**Do this**
Find every line in the records below that holds the word "Y轴目标位置" and copy it.

**Data for this task**
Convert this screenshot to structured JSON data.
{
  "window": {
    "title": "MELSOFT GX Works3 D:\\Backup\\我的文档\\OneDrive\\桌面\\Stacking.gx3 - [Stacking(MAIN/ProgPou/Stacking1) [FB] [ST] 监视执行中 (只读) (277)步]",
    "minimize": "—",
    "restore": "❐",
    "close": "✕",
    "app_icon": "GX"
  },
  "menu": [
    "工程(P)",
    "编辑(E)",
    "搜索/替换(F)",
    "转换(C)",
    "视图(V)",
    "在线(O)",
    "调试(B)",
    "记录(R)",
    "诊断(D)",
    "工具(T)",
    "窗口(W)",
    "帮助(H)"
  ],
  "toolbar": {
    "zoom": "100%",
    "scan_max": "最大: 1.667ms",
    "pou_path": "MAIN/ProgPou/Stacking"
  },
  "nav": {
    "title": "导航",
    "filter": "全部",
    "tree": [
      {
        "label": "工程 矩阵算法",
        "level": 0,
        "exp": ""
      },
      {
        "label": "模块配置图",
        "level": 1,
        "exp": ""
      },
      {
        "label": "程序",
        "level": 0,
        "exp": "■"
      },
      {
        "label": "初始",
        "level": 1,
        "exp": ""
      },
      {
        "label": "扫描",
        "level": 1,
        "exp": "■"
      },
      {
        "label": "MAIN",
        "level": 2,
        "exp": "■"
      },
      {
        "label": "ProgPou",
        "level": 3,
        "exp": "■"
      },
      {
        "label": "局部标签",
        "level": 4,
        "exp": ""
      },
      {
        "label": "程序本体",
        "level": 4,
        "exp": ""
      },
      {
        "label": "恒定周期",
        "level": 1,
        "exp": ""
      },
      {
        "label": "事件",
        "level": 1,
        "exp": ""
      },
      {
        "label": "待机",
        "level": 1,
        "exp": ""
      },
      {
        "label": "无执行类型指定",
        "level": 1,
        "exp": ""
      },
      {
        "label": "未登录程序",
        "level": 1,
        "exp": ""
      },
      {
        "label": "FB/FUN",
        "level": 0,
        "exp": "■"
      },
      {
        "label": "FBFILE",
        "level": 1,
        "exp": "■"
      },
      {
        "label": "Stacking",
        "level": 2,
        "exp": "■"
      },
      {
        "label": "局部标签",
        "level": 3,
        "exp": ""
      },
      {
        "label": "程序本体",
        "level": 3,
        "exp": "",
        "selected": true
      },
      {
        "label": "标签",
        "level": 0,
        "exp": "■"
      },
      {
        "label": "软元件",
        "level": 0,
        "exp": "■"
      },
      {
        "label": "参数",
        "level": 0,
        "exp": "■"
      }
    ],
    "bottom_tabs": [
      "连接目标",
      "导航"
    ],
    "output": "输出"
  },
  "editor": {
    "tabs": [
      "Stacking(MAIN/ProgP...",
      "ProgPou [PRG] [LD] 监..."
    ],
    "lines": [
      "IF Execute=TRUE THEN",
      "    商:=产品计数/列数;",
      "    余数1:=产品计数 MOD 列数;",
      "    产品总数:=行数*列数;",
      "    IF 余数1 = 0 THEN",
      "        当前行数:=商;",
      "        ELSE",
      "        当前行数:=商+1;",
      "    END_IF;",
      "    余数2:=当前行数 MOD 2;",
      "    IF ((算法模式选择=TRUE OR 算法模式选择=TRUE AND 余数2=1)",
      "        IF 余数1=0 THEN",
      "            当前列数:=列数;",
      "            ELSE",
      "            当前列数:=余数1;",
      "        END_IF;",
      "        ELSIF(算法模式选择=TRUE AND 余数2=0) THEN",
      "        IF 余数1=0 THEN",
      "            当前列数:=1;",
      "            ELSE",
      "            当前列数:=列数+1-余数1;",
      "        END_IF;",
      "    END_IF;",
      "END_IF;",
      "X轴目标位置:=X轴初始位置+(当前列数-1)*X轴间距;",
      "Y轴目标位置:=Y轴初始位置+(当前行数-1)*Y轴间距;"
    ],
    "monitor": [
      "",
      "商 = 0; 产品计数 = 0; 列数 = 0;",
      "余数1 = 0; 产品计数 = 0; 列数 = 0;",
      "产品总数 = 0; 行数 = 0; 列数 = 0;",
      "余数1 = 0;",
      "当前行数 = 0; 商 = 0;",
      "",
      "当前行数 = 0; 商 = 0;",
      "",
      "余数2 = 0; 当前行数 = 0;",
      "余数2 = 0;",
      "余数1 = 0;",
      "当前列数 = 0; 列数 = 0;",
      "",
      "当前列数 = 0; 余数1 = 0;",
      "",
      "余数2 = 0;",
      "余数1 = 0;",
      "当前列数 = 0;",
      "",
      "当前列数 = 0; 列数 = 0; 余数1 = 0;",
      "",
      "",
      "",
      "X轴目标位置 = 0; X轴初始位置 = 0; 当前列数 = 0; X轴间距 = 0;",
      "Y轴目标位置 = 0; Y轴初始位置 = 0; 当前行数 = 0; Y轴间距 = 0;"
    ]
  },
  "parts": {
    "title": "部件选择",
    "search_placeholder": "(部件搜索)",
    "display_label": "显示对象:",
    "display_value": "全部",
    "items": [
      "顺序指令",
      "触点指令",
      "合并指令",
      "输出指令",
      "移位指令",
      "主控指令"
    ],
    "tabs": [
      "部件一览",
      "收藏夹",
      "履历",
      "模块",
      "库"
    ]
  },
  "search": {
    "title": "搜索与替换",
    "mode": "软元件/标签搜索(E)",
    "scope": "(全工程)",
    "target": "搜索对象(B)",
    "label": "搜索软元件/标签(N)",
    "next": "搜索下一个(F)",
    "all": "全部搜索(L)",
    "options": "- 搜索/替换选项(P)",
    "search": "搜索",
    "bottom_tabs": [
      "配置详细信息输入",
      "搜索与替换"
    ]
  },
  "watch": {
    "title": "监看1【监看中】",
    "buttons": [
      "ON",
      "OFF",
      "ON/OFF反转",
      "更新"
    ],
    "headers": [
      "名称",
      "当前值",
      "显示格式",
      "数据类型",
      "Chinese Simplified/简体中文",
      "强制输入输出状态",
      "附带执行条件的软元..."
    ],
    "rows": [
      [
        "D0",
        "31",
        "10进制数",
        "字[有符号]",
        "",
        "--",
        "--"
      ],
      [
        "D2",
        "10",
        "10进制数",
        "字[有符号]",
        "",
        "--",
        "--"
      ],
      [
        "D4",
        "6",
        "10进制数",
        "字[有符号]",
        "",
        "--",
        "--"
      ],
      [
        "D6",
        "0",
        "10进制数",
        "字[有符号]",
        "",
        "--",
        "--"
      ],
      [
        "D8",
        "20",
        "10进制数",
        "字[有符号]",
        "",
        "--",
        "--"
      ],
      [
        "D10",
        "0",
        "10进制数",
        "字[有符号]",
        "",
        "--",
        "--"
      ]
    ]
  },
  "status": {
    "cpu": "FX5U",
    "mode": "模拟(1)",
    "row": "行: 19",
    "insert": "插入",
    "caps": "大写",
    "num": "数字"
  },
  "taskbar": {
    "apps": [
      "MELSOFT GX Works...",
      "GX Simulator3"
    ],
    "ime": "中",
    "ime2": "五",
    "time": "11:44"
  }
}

**Response**
      "Y轴目标位置:=Y轴初始位置+(当前行数-1)*Y轴间距;"
      "Y轴目标位置 = 0; Y轴初始位置 = 0; 当前行数 = 0; Y轴间距 = 0;"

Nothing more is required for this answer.